-- Start of SOURCE DATA --

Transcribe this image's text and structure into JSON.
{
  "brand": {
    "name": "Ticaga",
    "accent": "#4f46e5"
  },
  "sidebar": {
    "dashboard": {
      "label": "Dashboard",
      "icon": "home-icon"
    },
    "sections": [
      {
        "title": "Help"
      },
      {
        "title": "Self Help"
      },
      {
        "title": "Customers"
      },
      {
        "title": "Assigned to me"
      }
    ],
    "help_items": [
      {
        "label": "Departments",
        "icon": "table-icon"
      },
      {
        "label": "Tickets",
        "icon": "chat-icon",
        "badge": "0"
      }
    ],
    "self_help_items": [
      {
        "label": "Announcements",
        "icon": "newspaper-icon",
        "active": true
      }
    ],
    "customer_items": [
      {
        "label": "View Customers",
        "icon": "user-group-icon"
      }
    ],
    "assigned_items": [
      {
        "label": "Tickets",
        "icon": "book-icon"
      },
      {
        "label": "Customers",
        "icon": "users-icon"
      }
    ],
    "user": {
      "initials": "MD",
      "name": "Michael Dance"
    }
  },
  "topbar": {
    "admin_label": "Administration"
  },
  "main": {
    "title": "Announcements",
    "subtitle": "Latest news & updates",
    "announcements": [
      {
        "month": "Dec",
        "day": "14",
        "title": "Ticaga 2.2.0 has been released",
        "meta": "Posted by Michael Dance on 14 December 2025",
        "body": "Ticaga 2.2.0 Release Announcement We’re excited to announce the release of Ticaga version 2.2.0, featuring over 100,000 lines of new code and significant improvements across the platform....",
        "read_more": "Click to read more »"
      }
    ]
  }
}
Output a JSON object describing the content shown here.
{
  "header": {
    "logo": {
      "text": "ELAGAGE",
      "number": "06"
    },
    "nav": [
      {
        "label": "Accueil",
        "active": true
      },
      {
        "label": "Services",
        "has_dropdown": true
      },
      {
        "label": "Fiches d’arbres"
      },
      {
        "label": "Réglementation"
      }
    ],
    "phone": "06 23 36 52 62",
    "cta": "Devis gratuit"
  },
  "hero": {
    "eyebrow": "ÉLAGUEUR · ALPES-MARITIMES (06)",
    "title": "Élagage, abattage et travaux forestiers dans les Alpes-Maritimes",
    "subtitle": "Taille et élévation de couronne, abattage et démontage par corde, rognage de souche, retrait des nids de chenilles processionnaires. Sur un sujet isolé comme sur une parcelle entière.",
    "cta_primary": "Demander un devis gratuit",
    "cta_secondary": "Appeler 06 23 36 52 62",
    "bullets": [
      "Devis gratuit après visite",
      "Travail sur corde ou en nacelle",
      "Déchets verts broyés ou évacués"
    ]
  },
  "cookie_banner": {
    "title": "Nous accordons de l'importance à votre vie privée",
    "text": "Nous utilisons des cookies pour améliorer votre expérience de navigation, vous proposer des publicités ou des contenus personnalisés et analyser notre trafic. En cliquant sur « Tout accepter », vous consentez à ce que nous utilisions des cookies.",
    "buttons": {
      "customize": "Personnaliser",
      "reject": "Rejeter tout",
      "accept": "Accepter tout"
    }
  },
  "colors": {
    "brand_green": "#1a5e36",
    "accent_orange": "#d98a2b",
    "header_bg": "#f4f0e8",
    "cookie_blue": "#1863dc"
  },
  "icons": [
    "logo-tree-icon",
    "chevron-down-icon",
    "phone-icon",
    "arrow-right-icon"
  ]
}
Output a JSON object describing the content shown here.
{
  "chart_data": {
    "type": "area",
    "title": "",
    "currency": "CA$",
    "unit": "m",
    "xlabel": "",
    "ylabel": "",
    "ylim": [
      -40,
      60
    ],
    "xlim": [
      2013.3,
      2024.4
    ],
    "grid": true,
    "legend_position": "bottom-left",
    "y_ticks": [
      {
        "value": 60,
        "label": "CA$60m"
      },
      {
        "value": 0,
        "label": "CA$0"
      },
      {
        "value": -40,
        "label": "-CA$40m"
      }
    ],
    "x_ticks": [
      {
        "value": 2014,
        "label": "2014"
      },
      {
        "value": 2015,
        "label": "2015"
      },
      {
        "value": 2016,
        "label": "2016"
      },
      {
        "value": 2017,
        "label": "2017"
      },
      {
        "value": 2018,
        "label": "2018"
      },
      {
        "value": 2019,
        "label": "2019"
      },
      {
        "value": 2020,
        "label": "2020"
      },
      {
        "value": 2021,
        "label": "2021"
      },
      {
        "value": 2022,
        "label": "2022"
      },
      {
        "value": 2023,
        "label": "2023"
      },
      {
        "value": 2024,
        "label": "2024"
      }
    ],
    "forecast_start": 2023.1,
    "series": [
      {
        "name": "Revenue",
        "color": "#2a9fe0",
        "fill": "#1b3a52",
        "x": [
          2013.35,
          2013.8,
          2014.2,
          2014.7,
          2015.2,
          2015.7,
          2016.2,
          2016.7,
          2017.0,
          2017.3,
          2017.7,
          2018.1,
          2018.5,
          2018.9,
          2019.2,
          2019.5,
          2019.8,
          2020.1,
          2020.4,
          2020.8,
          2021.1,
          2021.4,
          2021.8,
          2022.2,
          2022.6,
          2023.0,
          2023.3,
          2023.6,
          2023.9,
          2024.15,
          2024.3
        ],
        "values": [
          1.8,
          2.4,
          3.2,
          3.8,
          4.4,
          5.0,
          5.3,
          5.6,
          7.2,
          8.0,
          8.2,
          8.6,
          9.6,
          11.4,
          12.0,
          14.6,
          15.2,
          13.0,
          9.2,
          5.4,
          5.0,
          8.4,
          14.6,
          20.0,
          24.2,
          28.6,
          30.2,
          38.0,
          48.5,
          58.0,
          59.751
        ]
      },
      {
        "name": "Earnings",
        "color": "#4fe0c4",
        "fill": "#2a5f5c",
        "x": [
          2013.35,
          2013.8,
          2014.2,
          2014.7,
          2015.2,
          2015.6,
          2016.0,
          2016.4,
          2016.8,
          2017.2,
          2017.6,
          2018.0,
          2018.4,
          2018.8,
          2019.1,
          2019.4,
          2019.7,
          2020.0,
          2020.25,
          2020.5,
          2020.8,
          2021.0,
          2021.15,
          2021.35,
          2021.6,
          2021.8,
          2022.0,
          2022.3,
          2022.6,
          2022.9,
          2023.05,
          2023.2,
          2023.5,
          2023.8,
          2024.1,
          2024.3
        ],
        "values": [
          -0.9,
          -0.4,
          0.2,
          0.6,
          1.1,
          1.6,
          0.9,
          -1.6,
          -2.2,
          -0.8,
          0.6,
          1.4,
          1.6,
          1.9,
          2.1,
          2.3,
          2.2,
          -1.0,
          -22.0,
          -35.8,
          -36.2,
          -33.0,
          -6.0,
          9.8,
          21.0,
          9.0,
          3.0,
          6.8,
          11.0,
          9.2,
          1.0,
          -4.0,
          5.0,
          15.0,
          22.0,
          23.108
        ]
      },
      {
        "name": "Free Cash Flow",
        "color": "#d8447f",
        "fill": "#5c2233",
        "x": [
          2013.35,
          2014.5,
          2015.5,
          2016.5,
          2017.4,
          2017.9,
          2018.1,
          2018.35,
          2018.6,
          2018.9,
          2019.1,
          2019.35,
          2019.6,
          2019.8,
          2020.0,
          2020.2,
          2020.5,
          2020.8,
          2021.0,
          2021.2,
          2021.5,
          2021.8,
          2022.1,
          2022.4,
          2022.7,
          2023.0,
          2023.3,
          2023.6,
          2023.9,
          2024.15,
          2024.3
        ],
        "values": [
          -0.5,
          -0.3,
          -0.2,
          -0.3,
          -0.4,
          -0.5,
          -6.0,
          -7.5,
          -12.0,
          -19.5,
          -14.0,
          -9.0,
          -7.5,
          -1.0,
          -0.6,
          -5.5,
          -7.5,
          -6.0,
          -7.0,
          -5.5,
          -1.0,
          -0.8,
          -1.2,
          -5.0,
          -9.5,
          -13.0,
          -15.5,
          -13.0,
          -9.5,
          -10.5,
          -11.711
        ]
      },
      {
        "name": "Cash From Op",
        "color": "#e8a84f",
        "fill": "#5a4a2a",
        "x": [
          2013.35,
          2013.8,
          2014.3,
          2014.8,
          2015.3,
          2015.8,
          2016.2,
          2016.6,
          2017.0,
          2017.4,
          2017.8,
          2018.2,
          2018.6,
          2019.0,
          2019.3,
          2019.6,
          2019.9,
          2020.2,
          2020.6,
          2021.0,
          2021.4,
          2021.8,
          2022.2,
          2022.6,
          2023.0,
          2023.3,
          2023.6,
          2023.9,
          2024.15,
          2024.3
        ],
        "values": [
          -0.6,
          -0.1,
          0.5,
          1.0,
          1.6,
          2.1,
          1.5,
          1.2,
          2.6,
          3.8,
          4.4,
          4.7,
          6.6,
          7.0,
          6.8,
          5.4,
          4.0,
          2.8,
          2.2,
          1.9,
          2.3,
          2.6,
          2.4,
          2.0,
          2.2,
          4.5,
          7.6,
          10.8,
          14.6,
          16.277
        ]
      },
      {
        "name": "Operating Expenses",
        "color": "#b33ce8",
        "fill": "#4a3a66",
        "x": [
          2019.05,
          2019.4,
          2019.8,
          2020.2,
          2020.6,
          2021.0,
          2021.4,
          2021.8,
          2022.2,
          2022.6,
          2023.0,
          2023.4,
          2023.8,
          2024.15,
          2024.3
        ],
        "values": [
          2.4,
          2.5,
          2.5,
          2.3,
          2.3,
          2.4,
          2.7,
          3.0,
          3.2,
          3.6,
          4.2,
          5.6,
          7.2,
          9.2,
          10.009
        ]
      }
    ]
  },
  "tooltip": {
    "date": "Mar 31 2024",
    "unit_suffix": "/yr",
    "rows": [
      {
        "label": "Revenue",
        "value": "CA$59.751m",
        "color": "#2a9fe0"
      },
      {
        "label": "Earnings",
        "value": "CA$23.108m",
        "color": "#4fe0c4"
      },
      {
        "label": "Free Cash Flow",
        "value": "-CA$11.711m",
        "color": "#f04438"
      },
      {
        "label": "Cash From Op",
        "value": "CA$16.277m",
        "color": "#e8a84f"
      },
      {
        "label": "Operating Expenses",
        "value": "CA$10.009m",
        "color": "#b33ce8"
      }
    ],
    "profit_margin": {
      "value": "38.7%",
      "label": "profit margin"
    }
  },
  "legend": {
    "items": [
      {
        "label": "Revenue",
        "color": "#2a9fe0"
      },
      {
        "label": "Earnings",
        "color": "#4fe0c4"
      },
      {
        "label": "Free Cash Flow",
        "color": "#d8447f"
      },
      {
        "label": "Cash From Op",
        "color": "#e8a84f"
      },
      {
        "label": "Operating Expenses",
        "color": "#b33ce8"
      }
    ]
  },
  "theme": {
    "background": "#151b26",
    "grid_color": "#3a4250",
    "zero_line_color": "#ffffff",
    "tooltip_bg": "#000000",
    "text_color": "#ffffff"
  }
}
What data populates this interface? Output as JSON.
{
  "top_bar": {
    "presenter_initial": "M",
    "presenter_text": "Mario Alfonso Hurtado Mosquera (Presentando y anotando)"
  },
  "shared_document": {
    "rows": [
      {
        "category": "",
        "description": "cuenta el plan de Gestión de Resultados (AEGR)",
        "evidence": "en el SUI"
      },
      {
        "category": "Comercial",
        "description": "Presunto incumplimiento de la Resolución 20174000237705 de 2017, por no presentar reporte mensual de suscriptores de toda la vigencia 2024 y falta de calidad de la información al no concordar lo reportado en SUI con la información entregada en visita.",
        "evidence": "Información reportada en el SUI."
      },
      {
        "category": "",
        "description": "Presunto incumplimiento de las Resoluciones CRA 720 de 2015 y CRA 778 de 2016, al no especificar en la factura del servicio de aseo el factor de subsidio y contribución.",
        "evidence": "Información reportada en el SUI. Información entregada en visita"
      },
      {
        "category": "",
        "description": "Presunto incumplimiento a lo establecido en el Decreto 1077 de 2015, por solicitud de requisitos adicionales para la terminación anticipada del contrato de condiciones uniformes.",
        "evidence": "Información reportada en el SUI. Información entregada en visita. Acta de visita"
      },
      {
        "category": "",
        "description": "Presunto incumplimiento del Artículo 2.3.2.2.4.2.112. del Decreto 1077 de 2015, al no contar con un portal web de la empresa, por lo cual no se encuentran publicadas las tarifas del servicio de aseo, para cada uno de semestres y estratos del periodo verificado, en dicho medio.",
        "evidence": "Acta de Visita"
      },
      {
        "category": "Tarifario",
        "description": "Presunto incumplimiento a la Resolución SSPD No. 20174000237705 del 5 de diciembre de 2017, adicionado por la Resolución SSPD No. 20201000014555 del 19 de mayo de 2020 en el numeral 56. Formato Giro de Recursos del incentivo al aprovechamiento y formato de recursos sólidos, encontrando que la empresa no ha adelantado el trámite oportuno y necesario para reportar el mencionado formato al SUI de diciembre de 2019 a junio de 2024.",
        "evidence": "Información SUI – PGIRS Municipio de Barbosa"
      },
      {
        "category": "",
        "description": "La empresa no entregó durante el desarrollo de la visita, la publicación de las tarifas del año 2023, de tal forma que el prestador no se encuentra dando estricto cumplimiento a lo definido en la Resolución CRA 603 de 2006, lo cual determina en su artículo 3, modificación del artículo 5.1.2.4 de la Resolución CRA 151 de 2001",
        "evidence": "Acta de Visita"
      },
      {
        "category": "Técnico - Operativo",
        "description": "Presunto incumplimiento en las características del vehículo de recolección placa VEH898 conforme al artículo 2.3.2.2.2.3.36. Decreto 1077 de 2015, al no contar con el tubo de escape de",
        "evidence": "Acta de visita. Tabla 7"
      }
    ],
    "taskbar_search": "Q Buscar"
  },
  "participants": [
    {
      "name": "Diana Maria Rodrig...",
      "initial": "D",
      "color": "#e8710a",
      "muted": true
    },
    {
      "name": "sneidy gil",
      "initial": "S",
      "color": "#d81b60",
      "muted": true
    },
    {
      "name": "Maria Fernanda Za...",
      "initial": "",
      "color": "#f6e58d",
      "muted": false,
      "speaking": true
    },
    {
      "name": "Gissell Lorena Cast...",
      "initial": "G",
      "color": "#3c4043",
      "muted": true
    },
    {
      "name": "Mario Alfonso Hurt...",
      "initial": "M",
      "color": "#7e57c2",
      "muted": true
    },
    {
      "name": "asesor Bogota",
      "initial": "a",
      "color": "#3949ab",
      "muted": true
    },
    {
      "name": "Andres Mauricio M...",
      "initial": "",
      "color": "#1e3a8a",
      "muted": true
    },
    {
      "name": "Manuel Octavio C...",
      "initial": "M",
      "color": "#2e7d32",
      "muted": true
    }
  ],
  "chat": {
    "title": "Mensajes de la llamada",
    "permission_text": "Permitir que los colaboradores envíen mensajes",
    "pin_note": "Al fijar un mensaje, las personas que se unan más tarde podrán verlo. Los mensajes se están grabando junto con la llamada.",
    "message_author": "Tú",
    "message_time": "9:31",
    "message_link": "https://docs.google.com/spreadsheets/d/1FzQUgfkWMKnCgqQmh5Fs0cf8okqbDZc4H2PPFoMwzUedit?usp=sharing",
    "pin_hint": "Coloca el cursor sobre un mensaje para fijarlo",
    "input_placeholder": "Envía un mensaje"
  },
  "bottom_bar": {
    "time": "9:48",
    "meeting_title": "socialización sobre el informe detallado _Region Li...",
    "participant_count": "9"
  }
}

-- End of SOURCE DATA --

■ PROBLEM STATEMENT ■
Extract all lines from the material above that include the word "contar".

■ EXERCISE ANSWER ■
        "description": "Presunto incumplimiento del Artículo 2.3.2.2.4.2.112. del Decreto 1077 de 2015, al no contar con un portal web de la empresa, por lo cual no se encuentran publicadas las tarifas del servicio de aseo, para cada uno de semestres y estratos del periodo verificado, en dicho medio.",
        "description": "Presunto incumplimiento en las características del vehículo de recolección placa VEH898 conforme al artículo 2.3.2.2.2.3.36. Decreto 1077 de 2015, al no contar con el tubo de escape de",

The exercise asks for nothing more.